[TASK INSTRUCTIONS] Quote the entries that follow exactly, leaving none out.
----- GIVEN RECORDS
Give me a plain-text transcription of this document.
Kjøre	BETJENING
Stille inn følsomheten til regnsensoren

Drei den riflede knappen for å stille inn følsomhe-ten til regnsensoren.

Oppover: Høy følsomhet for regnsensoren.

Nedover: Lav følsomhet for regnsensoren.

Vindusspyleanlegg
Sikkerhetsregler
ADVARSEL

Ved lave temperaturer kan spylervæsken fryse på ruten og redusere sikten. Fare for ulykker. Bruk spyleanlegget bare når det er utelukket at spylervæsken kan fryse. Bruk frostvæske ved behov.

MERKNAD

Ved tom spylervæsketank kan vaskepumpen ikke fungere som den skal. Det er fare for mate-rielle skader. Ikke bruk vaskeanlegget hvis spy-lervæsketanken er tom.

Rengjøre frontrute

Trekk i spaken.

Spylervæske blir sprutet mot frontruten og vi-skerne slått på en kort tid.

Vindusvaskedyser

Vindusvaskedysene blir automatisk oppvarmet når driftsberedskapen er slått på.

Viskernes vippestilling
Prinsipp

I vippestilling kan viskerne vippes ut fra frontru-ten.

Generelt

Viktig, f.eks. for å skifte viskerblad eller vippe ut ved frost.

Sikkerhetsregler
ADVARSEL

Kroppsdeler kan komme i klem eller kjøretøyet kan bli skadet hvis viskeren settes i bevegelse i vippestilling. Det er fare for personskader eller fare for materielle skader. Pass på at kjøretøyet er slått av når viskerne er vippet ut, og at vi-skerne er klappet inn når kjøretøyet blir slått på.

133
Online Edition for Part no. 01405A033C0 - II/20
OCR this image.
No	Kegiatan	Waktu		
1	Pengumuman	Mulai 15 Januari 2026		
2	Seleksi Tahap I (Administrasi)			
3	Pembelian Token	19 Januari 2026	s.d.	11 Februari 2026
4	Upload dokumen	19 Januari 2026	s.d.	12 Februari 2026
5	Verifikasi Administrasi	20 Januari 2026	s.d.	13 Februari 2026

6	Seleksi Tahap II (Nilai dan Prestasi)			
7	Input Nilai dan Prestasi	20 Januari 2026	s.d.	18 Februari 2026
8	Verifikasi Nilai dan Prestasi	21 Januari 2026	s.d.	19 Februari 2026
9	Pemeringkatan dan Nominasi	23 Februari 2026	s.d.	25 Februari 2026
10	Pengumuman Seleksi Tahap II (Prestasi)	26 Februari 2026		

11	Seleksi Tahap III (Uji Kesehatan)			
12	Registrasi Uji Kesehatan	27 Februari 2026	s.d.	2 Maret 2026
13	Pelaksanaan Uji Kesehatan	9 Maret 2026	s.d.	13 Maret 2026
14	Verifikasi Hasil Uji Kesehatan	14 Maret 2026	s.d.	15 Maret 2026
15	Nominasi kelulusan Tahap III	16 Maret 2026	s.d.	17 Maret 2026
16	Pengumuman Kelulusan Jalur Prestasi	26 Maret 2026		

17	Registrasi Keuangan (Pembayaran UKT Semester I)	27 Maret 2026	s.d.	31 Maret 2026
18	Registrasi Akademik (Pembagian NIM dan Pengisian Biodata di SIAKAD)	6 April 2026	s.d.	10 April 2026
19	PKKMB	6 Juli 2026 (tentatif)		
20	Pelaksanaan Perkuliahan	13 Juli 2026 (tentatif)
----------
[ANSWER TO THE EXERCISE]
Give me a plain-text transcription of this document.
Kjøre	BETJENING
Stille inn følsomheten til regnsensoren

Drei den riflede knappen for å stille inn følsomhe-ten til regnsensoren.

Oppover: Høy følsomhet for regnsensoren.

Nedover: Lav følsomhet for regnsensoren.

Vindusspyleanlegg
Sikkerhetsregler
ADVARSEL

Ved lave temperaturer kan spylervæsken fryse på ruten og redusere sikten. Fare for ulykker. Bruk spyleanlegget bare når det er utelukket at spylervæsken kan fryse. Bruk frostvæske ved behov.

MERKNAD

Ved tom spylervæsketank kan vaskepumpen ikke fungere som den skal. Det er fare for mate-rielle skader. Ikke bruk vaskeanlegget hvis spy-lervæsketanken er tom.

Rengjøre frontrute

Trekk i spaken.

Spylervæske blir sprutet mot frontruten og vi-skerne slått på en kort tid.

Vindusvaskedyser

Vindusvaskedysene blir automatisk oppvarmet når driftsberedskapen er slått på.

Viskernes vippestilling
Prinsipp

I vippestilling kan viskerne vippes ut fra frontru-ten.

Generelt

Viktig, f.eks. for å skifte viskerblad eller vippe ut ved frost.

Sikkerhetsregler
ADVARSEL

Kroppsdeler kan komme i klem eller kjøretøyet kan bli skadet hvis viskeren settes i bevegelse i vippestilling. Det er fare for personskader eller fare for materielle skader. Pass på at kjøretøyet er slått av når viskerne er vippet ut, og at vi-skerne er klappet inn når kjøretøyet blir slått på.

133
Online Edition for Part no. 01405A033C0 - II/20
OCR this image.
No	Kegiatan	Waktu		
1	Pengumuman	Mulai 15 Januari 2026		
2	Seleksi Tahap I (Administrasi)			
3	Pembelian Token	19 Januari 2026	s.d.	11 Februari 2026
4	Upload dokumen	19 Januari 2026	s.d.	12 Februari 2026
5	Verifikasi Administrasi	20 Januari 2026	s.d.	13 Februari 2026

6	Seleksi Tahap II (Nilai dan Prestasi)			
7	Input Nilai dan Prestasi	20 Januari 2026	s.d.	18 Februari 2026
8	Verifikasi Nilai dan Prestasi	21 Januari 2026	s.d.	19 Februari 2026
9	Pemeringkatan dan Nominasi	23 Februari 2026	s.d.	25 Februari 2026
10	Pengumuman Seleksi Tahap II (Prestasi)	26 Februari 2026		

11	Seleksi Tahap III (Uji Kesehatan)			
12	Registrasi Uji Kesehatan	27 Februari 2026	s.d.	2 Maret 2026
13	Pelaksanaan Uji Kesehatan	9 Maret 2026	s.d.	13 Maret 2026
14	Verifikasi Hasil Uji Kesehatan	14 Maret 2026	s.d.	15 Maret 2026
15	Nominasi kelulusan Tahap III	16 Maret 2026	s.d.	17 Maret 2026
16	Pengumuman Kelulusan Jalur Prestasi	26 Maret 2026		

17	Registrasi Keuangan (Pembayaran UKT Semester I)	27 Maret 2026	s.d.	31 Maret 2026
18	Registrasi Akademik (Pembagian NIM dan Pengisian Biodata di SIAKAD)	6 April 2026	s.d.	10 April 2026
19	PKKMB	6 Juli 2026 (tentatif)		
20	Pelaksanaan Perkuliahan	13 Juli 2026 (tentatif)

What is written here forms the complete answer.